--- start of SUPPLIED ENTRIES ---

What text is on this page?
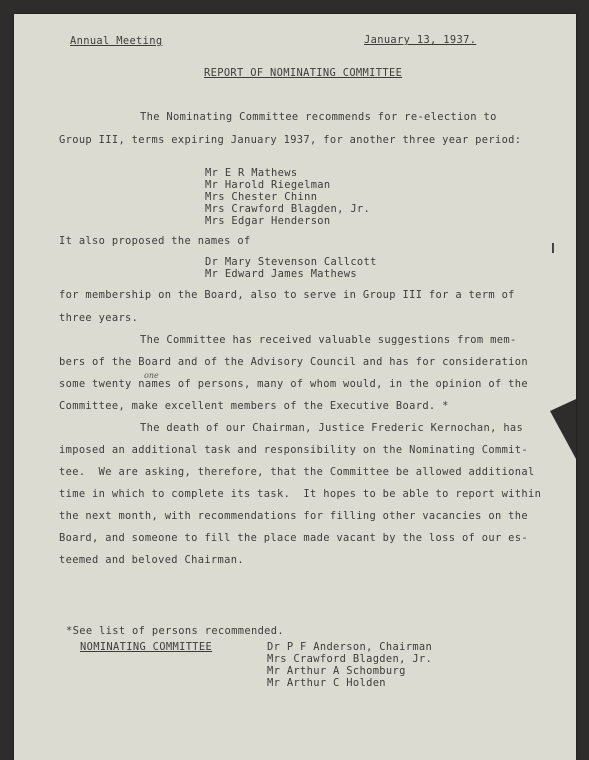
Annual Meeting	January 13, 1937.
REPORT OF NOMINATING COMMITTEE
The Nominating Committee recommends for re-election to
Group III, terms expiring January 1937, for another three year period:
Mr E R Mathews
Mr Harold Riegelman
Mrs Chester Chinn
Mrs Crawford Blagden, Jr.
Mrs Edgar Henderson
It also proposed the names of
Dr Mary Stevenson Callcott
Mr Edward James Mathews
for membership on the Board, also to serve in Group III for a term of
three years.
The Committee has received valuable suggestions from mem-
bers of the Board and of the Advisory Council and has for consideration
one
some twenty names of persons, many of whom would, in the opinion of the
Committee, make excellent members of the Executive Board. *
The death of our Chairman, Justice Frederic Kernochan, has
imposed an additional task and responsibility on the Nominating Commit-
tee.  We are asking, therefore, that the Committee be allowed additional
time in which to complete its task.  It hopes to be able to report within
the next month, with recommendations for filling other vacancies on the
Board, and someone to fill the place made vacant by the loss of our es-
teemed and beloved Chairman.
*See list of persons recommended.
NOMINATING COMMITTEE	Dr P F Anderson, Chairman
Mrs Crawford Blagden, Jr.
Mr Arthur A Schomburg
Mr Arthur C Holden
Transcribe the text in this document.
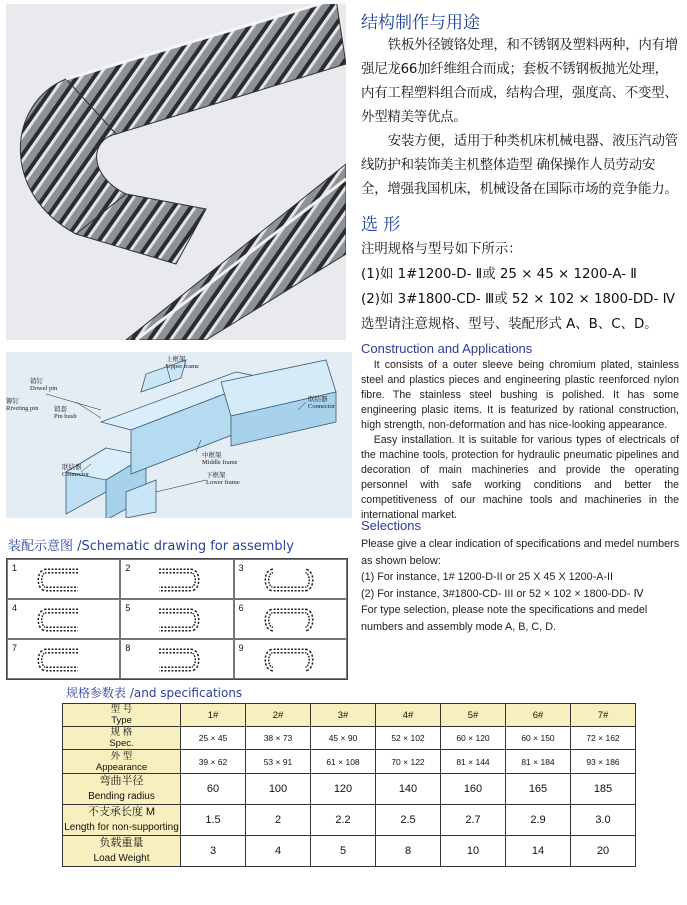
结构制作与用途

铁板外径镀铬处理，和不锈钢及塑料两种，内有增强尼龙66加纤维组合而成；套板不锈钢板抛光处理，内有工程塑料组合而成，结构合理，强度高、不变型、外型精美等优点。

安装方便，适用于种类机床机械电器、液压汽动管线防护和装饰美主机整体造型 确保操作人员劳动安全，增强我国机床，机械设备在国际市场的竞争能力。

选 形
注明规格与型号如下所示：
(1)如 1#1200-D- Ⅱ或 25 × 45 × 1200-A- Ⅱ
(2)如 3#1800-CD- Ⅲ或 52 × 102 × 1800-DD- Ⅳ
选型请注意规格、型号、装配形式 A、B、C、D。
Construction and Applications

It consists of a outer sleeve being chromium plated, stainless steel and plastics pieces and engineering plastic reenforced nylon fibre. The stainless steel bushing is polished. It has some engineering plasic items. It is featurized by rational construction, high strength, non-deformation and has nice-looking appearance.

Easy installation. It is suitable for various types of electricals of the machine tools, protection for hydraulic pneumatic pipelines and decoration of main machineries and provide the operating personnel with safe working conditions and better the competitiveness of our machine tools and machineries in the international market.

Selections
Please give a clear indication of specifications and medel numbers as shown below:
(1) For instance, 1# 1200-D-II or 25 X 45 X 1200-A-II
(2) For instance, 3#1800-CD- III or 52 × 102 × 1800-DD- Ⅳ
For type selection, please note the specifications and medel numbers and assembly mode A, B, C, D.
销钉
Dowel pin
上框架
Upper frame
铆钉
Riveting pin 销套
Pin bush
联结器
Connector
中框架
Middle frame
下框架
Lower frame
联结器
Connector
装配示意图 /Schematic drawing for assembly
1	2	3
4	5	6
7	8	9
规格参数表 /and specifications
型 号
Type	1#	2#	3#	4#	5#	6#	7#

规 格
Spec.	25 × 45	38 × 73	45 × 90	52 × 102	60 × 120	60 × 150	72 × 162

外 型
Appearance	39 × 62	53 × 91	61 × 108	70 × 122	81 × 144	81 × 184	93 × 186

弯曲半径
Bending radius	60	100	120	140	160	165	185

不支承长度 M
Length for non-supporting	1.5	2	2.2	2.5	2.7	2.9	3.0

负载重量
Load Weight	3	4	5	8	10	14	20
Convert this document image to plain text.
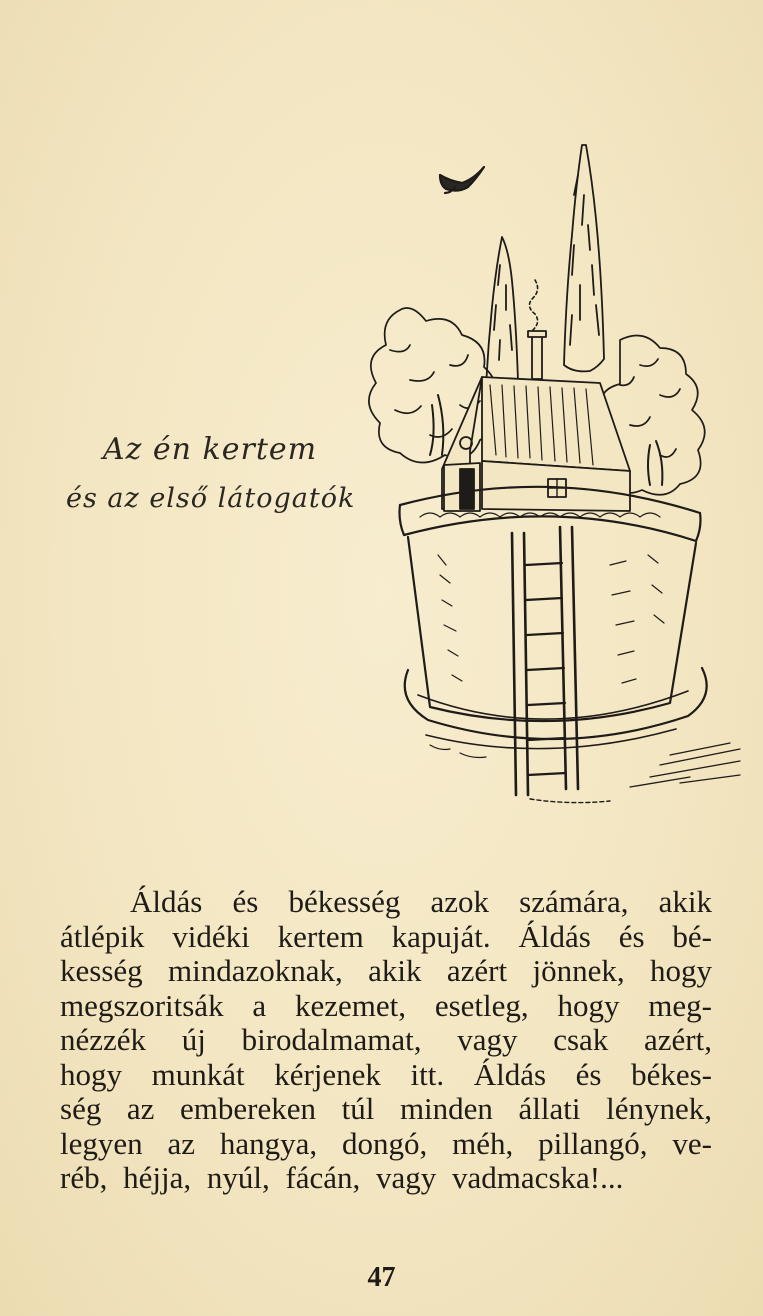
Az én kertem
és az első látogatók
Áldás és békesség azok számára, akik
átlépik vidéki kertem kapuját. Áldás és bé-
kesség mindazoknak, akik azért jönnek, hogy
megszoritsák a kezemet, esetleg, hogy meg-
nézzék új birodalmamat, vagy csak azért,
hogy munkát kérjenek itt. Áldás és békes-
ség az embereken túl minden állati lénynek,
legyen az hangya, dongó, méh, pillangó, ve-
réb, héjja, nyúl, fácán, vagy vadmacska!...
47
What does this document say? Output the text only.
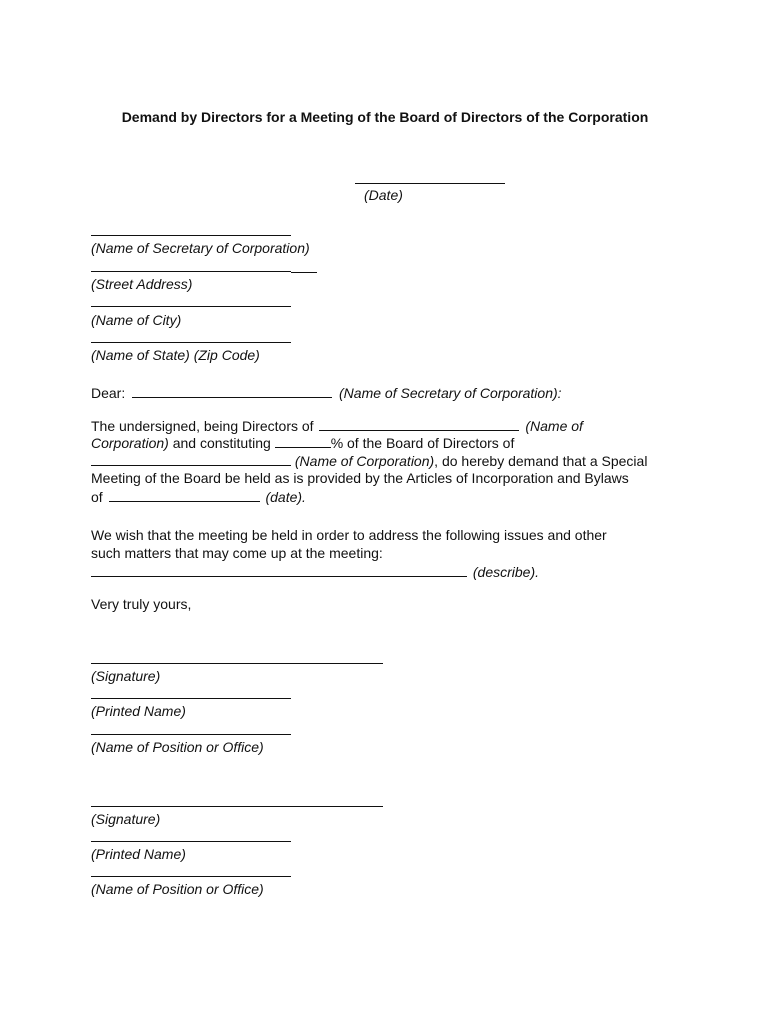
Demand by Directors for a Meeting of the Board of Directors of the Corporation
(Date)
(Name of Secretary of Corporation)
(Street Address)
(Name of City)
(Name of State) (Zip Code)
Dear:	(Name of Secretary of Corporation):
The undersigned, being Directors of	(Name of
Corporation) and constituting	% of the Board of Directors of
(Name of Corporation), do hereby demand that a Special
Meeting of the Board be held as is provided by the Articles of Incorporation and Bylaws
of	(date).
We wish that the meeting be held in order to address the following issues and other
such matters that may come up at the meeting:
(describe).
Very truly yours,
(Signature)
(Printed Name)
(Name of Position or Office)
(Signature)
(Printed Name)
(Name of Position or Office)
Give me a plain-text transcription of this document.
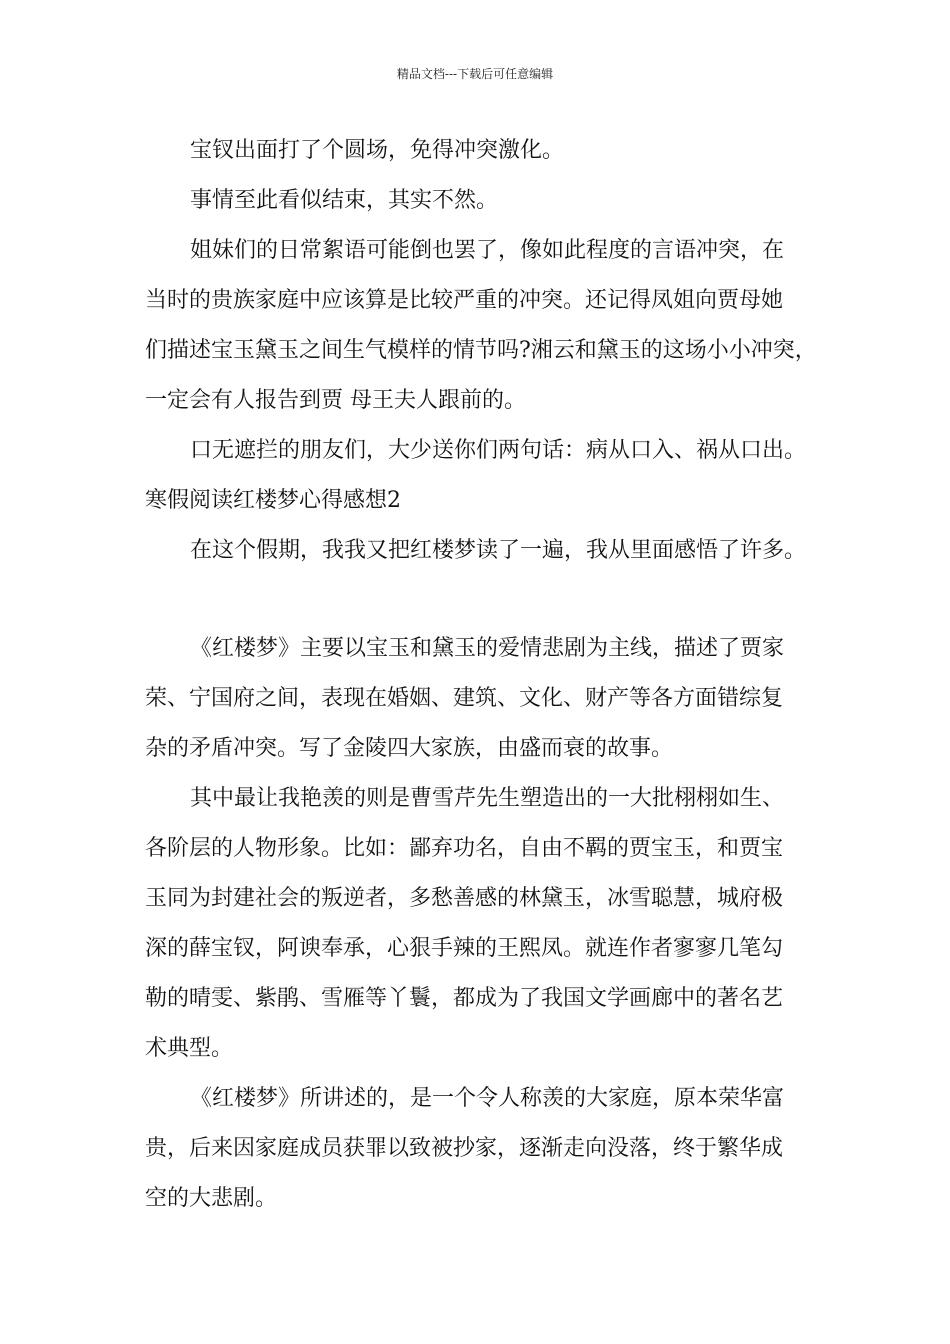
精品文档---下载后可任意编辑
宝钗出面打了个圆场，免得冲突激化。
事情至此看似结束，其实不然。
姐妹们的日常絮语可能倒也罢了，像如此程度的言语冲突，在
当时的贵族家庭中应该算是比较严重的冲突。还记得凤姐向贾母她
们描述宝玉黛玉之间生气模样的情节吗?湘云和黛玉的这场小小冲突，
一定会有人报告到贾 母王夫人跟前的。
口无遮拦的朋友们，大少送你们两句话：病从口入、祸从口出。
寒假阅读红楼梦心得感想2
在这个假期，我我又把红楼梦读了一遍，我从里面感悟了许多。
《红楼梦》主要以宝玉和黛玉的爱情悲剧为主线，描述了贾家
荣、宁国府之间，表现在婚姻、建筑、文化、财产等各方面错综复
杂的矛盾冲突。写了金陵四大家族，由盛而衰的故事。
其中最让我艳羡的则是曹雪芹先生塑造出的一大批栩栩如生、
各阶层的人物形象。比如：鄙弃功名，自由不羁的贾宝玉，和贾宝
玉同为封建社会的叛逆者，多愁善感的林黛玉，冰雪聪慧，城府极
深的薛宝钗，阿谀奉承，心狠手辣的王熙凤。就连作者寥寥几笔勾
勒的晴雯、紫鹃、雪雁等丫鬟，都成为了我国文学画廊中的著名艺
术典型。
《红楼梦》所讲述的，是一个令人称羡的大家庭，原本荣华富
贵，后来因家庭成员获罪以致被抄家，逐渐走向没落，终于繁华成
空的大悲剧。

--- end of SUPPLIED ENTRIES ---

● **PROBLEM REQUIREMENTS**
Write out the listing word for word, omitting the pictures it holds.

● **CORRECT OUTPUT**
What text is on this page?
Annual Meeting	January 13, 1937.
REPORT OF NOMINATING COMMITTEE
The Nominating Committee recommends for re-election to
Group III, terms expiring January 1937, for another three year period:
Mr E R Mathews
Mr Harold Riegelman
Mrs Chester Chinn
Mrs Crawford Blagden, Jr.
Mrs Edgar Henderson
It also proposed the names of
Dr Mary Stevenson Callcott
Mr Edward James Mathews
for membership on the Board, also to serve in Group III for a term of
three years.
The Committee has received valuable suggestions from mem-
bers of the Board and of the Advisory Council and has for consideration
one
some twenty names of persons, many of whom would, in the opinion of the
Committee, make excellent members of the Executive Board. *
The death of our Chairman, Justice Frederic Kernochan, has
imposed an additional task and responsibility on the Nominating Commit-
tee.  We are asking, therefore, that the Committee be allowed additional
time in which to complete its task.  It hopes to be able to report within
the next month, with recommendations for filling other vacancies on the
Board, and someone to fill the place made vacant by the loss of our es-
teemed and beloved Chairman.
*See list of persons recommended.
NOMINATING COMMITTEE	Dr P F Anderson, Chairman
Mrs Crawford Blagden, Jr.
Mr Arthur A Schomburg
Mr Arthur C Holden
Transcribe the text in this document.
结构制作与用途

铁板外径镀铬处理，和不锈钢及塑料两种，内有增强尼龙66加纤维组合而成；套板不锈钢板抛光处理，内有工程塑料组合而成，结构合理，强度高、不变型、外型精美等优点。

安装方便，适用于种类机床机械电器、液压汽动管线防护和装饰美主机整体造型 确保操作人员劳动安全，增强我国机床，机械设备在国际市场的竞争能力。

选 形
注明规格与型号如下所示：
(1)如 1#1200-D- Ⅱ或 25 × 45 × 1200-A- Ⅱ
(2)如 3#1800-CD- Ⅲ或 52 × 102 × 1800-DD- Ⅳ
选型请注意规格、型号、装配形式 A、B、C、D。
Construction and Applications

It consists of a outer sleeve being chromium plated, stainless steel and plastics pieces and engineering plastic reenforced nylon fibre. The stainless steel bushing is polished. It has some engineering plasic items. It is featurized by rational construction, high strength, non-deformation and has nice-looking appearance.

Easy installation. It is suitable for various types of electricals of the machine tools, protection for hydraulic pneumatic pipelines and decoration of main machineries and provide the operating personnel with safe working conditions and better the competitiveness of our machine tools and machineries in the international market.

Selections
Please give a clear indication of specifications and medel numbers as shown below:
(1) For instance, 1# 1200-D-II or 25 X 45 X 1200-A-II
(2) For instance, 3#1800-CD- III or 52 × 102 × 1800-DD- Ⅳ
For type selection, please note the specifications and medel numbers and assembly mode A, B, C, D.
销钉
Dowel pin
上框架
Upper frame
铆钉
Riveting pin 销套
Pin bush
联结器
Connector
中框架
Middle frame
下框架
Lower frame
联结器
Connector
装配示意图 /Schematic drawing for assembly
1	2	3
4	5	6
7	8	9
规格参数表 /and specifications
型 号
Type	1#	2#	3#	4#	5#	6#	7#

规 格
Spec.	25 × 45	38 × 73	45 × 90	52 × 102	60 × 120	60 × 150	72 × 162

外 型
Appearance	39 × 62	53 × 91	61 × 108	70 × 122	81 × 144	81 × 184	93 × 186

弯曲半径
Bending radius	60	100	120	140	160	165	185

不支承长度 M
Length for non-supporting	1.5	2	2.2	2.5	2.7	2.9	3.0

负载重量
Load Weight	3	4	5	8	10	14	20
Convert this document image to plain text.
Az én kertem
és az első látogatók
Áldás és békesség azok számára, akik
átlépik vidéki kertem kapuját. Áldás és bé-
kesség mindazoknak, akik azért jönnek, hogy
megszoritsák a kezemet, esetleg, hogy meg-
nézzék új birodalmamat, vagy csak azért,
hogy munkát kérjenek itt. Áldás és békes-
ség az embereken túl minden állati lénynek,
legyen az hangya, dongó, méh, pillangó, ve-
réb, héjja, nyúl, fácán, vagy vadmacska!...
47
What does this document say? Output the text only.
Demand by Directors for a Meeting of the Board of Directors of the Corporation
(Date)
(Name of Secretary of Corporation)
(Street Address)
(Name of City)
(Name of State) (Zip Code)
Dear:	(Name of Secretary of Corporation):
The undersigned, being Directors of	(Name of
Corporation) and constituting	% of the Board of Directors of
(Name of Corporation), do hereby demand that a Special
Meeting of the Board be held as is provided by the Articles of Incorporation and Bylaws
of	(date).
We wish that the meeting be held in order to address the following issues and other
such matters that may come up at the meeting:
(describe).
Very truly yours,
(Signature)
(Printed Name)
(Name of Position or Office)
(Signature)
(Printed Name)
(Name of Position or Office)
Give me a plain-text transcription of this document.
精品文档---下载后可任意编辑
宝钗出面打了个圆场，免得冲突激化。
事情至此看似结束，其实不然。
姐妹们的日常絮语可能倒也罢了，像如此程度的言语冲突，在
当时的贵族家庭中应该算是比较严重的冲突。还记得凤姐向贾母她
们描述宝玉黛玉之间生气模样的情节吗?湘云和黛玉的这场小小冲突，
一定会有人报告到贾 母王夫人跟前的。
口无遮拦的朋友们，大少送你们两句话：病从口入、祸从口出。
寒假阅读红楼梦心得感想2
在这个假期，我我又把红楼梦读了一遍，我从里面感悟了许多。
《红楼梦》主要以宝玉和黛玉的爱情悲剧为主线，描述了贾家
荣、宁国府之间，表现在婚姻、建筑、文化、财产等各方面错综复
杂的矛盾冲突。写了金陵四大家族，由盛而衰的故事。
其中最让我艳羡的则是曹雪芹先生塑造出的一大批栩栩如生、
各阶层的人物形象。比如：鄙弃功名，自由不羁的贾宝玉，和贾宝
玉同为封建社会的叛逆者，多愁善感的林黛玉，冰雪聪慧，城府极
深的薛宝钗，阿谀奉承，心狠手辣的王熙凤。就连作者寥寥几笔勾
勒的晴雯、紫鹃、雪雁等丫鬟，都成为了我国文学画廊中的著名艺
术典型。
《红楼梦》所讲述的，是一个令人称羡的大家庭，原本荣华富
贵，后来因家庭成员获罪以致被抄家，逐渐走向没落，终于繁华成
空的大悲剧。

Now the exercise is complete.